_PROBLEM REQUIREMENTS_: Count the lines that include the string "month", and give only that number.

_DATA FOR PROCESSING_:
----
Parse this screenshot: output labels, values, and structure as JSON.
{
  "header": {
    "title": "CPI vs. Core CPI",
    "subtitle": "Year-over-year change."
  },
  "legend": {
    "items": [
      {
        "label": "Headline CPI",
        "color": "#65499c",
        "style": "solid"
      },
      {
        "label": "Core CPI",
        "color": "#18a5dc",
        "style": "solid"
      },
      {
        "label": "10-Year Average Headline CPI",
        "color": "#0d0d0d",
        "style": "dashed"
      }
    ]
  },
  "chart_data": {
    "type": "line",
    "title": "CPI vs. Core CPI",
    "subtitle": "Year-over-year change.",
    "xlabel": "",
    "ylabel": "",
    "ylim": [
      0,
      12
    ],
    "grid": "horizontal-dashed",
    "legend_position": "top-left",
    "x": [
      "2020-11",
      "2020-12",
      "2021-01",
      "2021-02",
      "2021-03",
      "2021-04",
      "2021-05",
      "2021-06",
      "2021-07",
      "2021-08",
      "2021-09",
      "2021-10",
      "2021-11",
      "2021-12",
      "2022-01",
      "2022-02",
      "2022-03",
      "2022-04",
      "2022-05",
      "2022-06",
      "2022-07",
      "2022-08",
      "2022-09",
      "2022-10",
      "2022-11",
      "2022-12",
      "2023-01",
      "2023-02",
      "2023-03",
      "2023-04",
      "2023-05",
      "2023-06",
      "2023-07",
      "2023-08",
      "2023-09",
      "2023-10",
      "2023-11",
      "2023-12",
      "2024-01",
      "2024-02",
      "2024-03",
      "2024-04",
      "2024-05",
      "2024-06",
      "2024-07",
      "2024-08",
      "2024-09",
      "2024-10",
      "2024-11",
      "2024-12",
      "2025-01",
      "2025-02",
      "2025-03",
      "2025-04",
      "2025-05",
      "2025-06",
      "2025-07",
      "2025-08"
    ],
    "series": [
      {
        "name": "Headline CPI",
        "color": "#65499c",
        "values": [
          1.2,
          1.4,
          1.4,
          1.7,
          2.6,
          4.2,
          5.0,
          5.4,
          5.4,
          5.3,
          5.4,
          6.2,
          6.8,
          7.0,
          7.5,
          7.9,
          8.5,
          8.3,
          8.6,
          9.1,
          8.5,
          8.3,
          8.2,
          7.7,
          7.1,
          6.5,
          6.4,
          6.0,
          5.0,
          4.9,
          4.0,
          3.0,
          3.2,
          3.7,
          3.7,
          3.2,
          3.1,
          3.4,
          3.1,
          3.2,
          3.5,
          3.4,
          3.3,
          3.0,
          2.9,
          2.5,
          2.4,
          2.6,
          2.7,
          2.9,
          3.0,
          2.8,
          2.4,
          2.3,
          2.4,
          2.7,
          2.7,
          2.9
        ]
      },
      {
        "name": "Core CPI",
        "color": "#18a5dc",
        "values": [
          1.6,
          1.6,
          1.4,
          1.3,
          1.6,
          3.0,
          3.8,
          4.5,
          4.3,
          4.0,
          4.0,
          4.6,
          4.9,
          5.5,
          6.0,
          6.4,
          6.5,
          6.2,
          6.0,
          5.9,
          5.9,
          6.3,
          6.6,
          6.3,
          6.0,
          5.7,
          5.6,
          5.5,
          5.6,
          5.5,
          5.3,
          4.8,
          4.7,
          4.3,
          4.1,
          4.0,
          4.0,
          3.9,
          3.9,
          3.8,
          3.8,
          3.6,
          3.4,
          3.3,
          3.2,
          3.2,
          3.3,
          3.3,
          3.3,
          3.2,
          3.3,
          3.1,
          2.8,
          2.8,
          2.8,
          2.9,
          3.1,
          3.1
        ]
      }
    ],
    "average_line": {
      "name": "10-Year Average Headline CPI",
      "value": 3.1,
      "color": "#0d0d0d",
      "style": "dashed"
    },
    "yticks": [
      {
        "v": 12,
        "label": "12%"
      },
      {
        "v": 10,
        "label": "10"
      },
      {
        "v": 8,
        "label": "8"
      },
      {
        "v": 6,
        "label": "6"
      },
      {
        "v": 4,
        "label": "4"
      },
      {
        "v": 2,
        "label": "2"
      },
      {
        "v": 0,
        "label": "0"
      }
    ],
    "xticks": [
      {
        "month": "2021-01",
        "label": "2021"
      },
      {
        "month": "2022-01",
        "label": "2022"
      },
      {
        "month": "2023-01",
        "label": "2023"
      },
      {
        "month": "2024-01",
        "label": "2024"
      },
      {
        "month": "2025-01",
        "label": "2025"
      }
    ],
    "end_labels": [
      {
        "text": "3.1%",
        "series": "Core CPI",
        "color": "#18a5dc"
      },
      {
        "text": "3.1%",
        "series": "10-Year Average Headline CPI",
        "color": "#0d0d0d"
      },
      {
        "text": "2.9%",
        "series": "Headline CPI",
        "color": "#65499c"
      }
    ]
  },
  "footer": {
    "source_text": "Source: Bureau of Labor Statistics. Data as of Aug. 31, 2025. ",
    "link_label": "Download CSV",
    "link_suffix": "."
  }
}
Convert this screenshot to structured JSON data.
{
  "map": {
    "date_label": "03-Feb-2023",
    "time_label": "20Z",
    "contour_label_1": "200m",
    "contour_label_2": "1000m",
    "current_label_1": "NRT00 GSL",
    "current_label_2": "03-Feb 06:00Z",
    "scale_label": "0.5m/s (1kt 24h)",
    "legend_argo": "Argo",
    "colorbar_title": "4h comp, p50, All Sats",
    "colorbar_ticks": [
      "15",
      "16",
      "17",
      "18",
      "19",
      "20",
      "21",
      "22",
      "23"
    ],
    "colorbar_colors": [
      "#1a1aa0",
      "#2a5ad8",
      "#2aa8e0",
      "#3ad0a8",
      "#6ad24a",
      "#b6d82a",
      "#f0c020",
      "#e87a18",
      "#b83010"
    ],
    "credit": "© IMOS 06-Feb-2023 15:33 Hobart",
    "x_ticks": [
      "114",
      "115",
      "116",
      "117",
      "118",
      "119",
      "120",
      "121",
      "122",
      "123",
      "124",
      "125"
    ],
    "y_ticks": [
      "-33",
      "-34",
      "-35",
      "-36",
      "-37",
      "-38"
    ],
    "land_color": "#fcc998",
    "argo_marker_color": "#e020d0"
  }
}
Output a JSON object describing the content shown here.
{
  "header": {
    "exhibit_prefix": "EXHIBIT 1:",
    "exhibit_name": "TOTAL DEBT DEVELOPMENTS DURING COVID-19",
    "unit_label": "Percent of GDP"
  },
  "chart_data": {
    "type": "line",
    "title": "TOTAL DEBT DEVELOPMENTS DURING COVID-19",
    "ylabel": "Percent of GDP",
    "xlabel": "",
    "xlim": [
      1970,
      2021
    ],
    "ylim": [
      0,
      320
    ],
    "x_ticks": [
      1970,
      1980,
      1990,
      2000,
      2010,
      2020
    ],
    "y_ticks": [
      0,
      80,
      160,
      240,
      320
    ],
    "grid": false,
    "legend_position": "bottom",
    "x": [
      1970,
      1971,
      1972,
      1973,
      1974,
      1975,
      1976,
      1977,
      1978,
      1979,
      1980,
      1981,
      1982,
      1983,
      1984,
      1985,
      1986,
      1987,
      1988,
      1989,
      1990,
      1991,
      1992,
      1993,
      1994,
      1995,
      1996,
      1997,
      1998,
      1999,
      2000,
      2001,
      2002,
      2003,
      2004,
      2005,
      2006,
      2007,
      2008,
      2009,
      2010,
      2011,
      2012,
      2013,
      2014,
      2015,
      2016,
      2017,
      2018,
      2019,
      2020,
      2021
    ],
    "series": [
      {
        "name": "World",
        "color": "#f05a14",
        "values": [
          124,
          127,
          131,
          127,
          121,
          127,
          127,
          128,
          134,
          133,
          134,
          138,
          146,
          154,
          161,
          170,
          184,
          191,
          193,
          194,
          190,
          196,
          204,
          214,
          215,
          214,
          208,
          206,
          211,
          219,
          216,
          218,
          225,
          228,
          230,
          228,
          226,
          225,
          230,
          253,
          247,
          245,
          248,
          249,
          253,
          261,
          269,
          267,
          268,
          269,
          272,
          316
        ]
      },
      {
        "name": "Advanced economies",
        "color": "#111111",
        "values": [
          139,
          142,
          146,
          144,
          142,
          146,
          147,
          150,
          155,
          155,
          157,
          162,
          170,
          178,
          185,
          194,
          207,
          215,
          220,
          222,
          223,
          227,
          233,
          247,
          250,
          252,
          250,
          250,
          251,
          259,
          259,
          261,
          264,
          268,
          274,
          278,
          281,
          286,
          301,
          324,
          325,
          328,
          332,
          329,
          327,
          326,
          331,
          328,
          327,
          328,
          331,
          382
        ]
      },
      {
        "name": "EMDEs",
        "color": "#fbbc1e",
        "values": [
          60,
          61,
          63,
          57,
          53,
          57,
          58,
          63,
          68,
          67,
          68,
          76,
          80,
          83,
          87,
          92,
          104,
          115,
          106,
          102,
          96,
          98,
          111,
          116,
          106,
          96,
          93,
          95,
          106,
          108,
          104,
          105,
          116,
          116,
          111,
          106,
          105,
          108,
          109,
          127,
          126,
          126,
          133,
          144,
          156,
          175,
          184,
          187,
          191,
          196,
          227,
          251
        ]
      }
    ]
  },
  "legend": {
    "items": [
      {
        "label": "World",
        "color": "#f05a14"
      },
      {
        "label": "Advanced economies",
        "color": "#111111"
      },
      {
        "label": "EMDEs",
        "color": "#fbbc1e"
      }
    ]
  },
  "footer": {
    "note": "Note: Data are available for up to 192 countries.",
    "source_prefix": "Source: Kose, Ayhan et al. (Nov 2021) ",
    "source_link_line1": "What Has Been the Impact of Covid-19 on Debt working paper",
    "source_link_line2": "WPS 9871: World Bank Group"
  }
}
----
_COMPLETE OUTPUT_: 5